## EXERCISE
Copy out, from the entries below, each line holding the string "JSON".

## PROVIDED DATA
--- --- ---

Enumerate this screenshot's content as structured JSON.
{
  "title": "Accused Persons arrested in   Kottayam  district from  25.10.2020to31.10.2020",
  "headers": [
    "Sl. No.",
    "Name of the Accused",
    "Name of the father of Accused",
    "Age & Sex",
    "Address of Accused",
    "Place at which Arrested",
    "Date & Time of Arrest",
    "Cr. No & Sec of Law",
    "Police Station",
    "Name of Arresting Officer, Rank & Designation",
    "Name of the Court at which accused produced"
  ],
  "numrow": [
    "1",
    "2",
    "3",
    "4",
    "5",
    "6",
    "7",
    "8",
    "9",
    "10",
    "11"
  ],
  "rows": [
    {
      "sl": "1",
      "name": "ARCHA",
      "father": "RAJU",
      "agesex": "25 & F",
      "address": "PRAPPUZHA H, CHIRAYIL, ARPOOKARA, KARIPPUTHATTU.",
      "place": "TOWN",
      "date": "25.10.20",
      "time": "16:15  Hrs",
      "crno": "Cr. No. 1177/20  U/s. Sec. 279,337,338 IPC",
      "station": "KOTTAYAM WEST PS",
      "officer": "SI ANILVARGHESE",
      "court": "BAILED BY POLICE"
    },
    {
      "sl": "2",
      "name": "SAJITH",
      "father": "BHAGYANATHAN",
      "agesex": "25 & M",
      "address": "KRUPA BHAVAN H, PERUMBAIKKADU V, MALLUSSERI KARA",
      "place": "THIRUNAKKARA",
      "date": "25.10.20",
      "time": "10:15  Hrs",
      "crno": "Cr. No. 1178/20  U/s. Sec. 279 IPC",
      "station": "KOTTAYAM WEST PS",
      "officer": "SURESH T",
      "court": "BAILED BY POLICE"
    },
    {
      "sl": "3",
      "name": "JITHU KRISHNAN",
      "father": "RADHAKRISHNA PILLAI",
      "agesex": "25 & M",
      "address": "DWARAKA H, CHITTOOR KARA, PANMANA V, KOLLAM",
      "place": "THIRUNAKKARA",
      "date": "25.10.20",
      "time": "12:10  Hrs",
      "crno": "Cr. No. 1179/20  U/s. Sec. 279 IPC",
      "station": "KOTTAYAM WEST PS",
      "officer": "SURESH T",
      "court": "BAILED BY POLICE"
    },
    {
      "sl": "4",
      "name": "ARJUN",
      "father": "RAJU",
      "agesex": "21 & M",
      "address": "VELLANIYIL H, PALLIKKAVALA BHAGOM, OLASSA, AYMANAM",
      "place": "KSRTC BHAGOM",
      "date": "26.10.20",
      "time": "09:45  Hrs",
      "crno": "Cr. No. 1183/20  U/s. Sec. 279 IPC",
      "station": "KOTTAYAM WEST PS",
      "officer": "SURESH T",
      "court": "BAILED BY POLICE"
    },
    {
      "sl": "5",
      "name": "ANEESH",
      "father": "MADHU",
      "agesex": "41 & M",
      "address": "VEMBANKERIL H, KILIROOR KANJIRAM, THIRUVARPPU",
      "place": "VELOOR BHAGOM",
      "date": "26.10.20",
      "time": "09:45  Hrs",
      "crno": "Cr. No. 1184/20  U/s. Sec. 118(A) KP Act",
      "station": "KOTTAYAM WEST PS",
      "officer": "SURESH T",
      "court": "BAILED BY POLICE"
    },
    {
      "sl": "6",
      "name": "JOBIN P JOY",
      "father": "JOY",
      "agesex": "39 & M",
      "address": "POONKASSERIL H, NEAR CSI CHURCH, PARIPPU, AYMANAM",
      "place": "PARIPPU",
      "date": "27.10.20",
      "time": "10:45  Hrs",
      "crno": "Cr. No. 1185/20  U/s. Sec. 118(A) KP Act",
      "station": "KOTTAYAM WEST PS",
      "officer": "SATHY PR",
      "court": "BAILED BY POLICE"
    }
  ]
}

--- --- ---

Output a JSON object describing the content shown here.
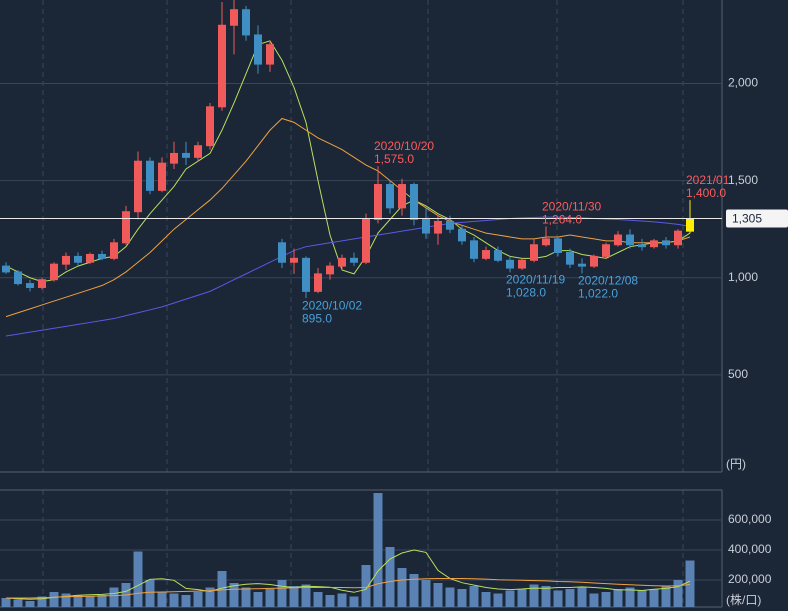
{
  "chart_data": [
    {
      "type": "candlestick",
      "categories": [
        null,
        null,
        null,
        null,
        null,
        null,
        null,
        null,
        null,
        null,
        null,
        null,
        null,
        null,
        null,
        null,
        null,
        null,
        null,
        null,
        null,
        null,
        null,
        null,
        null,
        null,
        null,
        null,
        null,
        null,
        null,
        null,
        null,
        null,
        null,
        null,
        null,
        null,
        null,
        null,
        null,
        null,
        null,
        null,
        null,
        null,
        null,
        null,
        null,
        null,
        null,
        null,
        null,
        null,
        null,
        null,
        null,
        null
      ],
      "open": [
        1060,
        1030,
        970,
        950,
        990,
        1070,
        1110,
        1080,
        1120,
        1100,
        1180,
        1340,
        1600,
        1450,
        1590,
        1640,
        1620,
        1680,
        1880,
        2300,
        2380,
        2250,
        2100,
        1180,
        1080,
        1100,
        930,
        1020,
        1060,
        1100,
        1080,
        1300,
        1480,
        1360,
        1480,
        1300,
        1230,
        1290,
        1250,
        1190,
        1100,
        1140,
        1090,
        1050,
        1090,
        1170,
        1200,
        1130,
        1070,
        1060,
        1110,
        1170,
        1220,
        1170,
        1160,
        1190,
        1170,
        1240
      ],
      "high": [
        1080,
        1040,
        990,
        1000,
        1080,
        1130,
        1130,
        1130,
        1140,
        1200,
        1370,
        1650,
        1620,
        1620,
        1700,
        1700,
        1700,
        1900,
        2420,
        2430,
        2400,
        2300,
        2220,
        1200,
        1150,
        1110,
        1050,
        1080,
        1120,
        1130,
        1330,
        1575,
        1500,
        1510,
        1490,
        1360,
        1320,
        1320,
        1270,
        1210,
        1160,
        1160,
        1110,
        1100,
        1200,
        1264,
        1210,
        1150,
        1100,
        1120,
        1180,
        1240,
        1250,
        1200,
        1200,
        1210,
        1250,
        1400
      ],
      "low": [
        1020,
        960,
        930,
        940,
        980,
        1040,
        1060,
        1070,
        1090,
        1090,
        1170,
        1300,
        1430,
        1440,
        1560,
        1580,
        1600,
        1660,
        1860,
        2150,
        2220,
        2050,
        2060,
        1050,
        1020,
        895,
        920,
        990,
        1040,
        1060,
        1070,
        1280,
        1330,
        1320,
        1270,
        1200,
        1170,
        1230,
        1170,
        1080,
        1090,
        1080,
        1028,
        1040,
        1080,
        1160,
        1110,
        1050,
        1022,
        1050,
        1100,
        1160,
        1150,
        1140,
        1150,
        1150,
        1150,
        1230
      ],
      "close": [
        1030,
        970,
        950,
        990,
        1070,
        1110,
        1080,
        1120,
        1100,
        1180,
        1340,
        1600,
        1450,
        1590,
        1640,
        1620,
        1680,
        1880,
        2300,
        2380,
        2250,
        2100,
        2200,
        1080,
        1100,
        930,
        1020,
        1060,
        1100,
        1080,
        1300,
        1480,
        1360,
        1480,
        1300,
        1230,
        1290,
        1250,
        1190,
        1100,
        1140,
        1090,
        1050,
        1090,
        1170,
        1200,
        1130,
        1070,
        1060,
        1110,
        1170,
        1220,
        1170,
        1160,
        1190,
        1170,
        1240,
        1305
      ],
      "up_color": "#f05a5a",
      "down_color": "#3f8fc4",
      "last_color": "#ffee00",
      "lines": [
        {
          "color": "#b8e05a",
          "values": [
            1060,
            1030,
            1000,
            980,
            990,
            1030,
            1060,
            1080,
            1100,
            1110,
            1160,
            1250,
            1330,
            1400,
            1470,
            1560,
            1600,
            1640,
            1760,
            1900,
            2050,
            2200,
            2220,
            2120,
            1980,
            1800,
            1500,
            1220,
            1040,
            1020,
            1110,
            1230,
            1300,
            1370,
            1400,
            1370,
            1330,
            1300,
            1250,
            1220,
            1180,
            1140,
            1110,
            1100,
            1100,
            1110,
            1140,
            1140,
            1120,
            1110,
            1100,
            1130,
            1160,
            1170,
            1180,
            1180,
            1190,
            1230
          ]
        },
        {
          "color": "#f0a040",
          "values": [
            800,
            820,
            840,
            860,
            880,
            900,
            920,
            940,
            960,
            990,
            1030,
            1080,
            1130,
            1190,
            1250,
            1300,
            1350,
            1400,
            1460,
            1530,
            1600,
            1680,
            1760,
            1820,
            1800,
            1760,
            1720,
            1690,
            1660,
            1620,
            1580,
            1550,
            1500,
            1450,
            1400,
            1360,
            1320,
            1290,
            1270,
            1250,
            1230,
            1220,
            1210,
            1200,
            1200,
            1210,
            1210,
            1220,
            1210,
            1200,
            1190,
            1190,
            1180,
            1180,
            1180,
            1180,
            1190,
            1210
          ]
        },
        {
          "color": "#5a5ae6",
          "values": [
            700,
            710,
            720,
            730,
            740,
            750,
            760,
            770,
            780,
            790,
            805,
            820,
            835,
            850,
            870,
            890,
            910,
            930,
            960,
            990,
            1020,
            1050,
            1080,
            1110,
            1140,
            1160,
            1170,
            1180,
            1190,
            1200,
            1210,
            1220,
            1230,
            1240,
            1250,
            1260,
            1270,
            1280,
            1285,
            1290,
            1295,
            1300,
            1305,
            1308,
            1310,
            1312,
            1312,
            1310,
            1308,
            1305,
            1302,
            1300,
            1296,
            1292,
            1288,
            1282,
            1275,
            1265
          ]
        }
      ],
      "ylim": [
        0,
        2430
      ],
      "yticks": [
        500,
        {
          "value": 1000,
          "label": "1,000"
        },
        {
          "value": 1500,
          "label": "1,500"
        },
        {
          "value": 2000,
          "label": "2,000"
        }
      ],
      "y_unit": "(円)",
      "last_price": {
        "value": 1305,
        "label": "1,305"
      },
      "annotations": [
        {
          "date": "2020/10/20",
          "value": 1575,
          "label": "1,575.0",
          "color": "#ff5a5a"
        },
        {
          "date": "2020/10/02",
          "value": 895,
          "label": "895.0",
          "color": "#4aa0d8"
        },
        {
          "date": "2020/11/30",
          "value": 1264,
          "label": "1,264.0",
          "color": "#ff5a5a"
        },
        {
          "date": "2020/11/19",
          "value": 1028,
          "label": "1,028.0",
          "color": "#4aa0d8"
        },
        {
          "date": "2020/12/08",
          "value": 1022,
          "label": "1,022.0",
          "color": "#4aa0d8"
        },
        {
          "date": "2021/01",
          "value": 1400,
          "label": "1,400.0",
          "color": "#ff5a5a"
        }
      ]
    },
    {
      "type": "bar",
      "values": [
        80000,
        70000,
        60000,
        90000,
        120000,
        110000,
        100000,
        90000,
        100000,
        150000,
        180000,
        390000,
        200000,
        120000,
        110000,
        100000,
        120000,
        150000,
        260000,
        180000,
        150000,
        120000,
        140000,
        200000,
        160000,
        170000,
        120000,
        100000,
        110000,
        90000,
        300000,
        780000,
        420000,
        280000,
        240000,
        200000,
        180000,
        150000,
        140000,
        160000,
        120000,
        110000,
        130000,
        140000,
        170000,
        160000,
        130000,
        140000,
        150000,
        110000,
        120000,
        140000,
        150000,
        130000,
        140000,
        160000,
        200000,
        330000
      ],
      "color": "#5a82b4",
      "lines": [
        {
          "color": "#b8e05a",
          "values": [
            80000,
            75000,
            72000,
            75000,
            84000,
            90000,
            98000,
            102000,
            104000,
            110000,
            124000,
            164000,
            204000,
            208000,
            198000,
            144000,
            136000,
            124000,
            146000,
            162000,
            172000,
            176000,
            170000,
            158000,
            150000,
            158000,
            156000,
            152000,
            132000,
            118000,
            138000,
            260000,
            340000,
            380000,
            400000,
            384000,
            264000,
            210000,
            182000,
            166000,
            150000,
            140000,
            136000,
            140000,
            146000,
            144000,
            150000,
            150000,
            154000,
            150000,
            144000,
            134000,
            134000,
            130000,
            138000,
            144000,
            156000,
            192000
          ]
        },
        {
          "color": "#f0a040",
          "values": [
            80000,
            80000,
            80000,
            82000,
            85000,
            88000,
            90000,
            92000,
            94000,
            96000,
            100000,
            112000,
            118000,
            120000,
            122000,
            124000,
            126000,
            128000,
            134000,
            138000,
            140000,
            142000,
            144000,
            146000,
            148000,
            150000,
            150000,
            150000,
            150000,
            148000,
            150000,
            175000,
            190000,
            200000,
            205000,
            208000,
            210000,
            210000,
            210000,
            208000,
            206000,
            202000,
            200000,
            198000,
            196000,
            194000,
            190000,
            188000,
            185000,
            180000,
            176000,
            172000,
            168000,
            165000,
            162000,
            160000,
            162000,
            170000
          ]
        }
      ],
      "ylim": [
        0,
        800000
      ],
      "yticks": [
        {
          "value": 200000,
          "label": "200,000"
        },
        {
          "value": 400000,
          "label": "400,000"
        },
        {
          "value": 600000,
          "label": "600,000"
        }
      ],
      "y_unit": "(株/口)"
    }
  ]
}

--- --- ---

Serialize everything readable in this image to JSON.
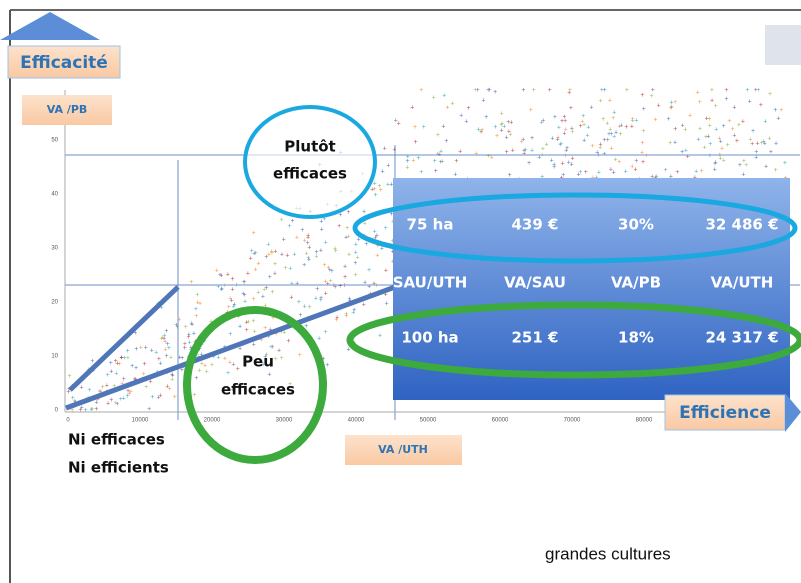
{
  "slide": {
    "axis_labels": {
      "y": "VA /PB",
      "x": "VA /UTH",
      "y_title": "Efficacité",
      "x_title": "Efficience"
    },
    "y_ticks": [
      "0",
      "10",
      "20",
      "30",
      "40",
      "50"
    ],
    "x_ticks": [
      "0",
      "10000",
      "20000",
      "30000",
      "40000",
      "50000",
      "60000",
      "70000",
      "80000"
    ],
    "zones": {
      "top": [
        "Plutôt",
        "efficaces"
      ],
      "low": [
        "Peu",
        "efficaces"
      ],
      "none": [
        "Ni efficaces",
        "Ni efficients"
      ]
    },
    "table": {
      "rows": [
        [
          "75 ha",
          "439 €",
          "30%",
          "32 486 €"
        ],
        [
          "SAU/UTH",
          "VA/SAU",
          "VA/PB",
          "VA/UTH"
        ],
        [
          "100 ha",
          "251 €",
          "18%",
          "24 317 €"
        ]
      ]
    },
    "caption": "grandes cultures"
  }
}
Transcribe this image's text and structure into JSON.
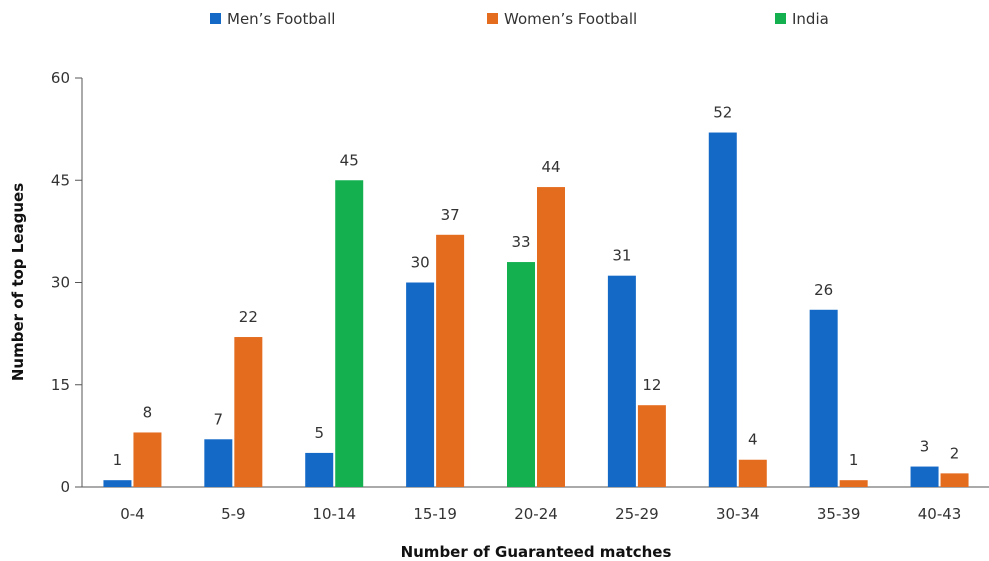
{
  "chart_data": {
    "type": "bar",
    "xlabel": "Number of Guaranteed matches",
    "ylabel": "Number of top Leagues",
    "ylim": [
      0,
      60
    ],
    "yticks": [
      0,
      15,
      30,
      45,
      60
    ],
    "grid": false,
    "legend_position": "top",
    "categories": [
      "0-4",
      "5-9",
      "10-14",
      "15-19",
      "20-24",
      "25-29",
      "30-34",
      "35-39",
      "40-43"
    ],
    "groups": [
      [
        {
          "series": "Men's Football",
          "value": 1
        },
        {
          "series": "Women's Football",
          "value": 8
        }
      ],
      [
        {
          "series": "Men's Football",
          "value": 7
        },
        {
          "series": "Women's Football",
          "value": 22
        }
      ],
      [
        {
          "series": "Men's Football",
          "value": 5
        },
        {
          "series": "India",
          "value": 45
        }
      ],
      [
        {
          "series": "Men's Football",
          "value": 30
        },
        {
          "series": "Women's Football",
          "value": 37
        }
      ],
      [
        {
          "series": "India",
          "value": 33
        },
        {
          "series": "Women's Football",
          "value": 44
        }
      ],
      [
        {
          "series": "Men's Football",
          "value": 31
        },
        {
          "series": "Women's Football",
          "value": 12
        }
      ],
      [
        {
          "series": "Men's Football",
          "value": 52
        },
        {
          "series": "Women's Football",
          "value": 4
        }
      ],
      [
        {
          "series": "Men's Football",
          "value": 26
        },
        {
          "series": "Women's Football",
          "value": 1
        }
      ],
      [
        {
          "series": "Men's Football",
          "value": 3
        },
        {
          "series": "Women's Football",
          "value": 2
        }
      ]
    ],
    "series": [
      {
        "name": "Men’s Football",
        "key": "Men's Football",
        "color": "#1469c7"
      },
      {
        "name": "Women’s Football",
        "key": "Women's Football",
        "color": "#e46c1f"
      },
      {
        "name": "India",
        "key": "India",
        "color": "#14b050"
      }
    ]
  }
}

--- --- ---

## FULL SOLUTION
Enumerate this screenshot's content as structured JSON.
Output a JSON object describing the content shown here.
Serialize everything readable in this image to JSON.
Transcribe this image's text and structure into JSON.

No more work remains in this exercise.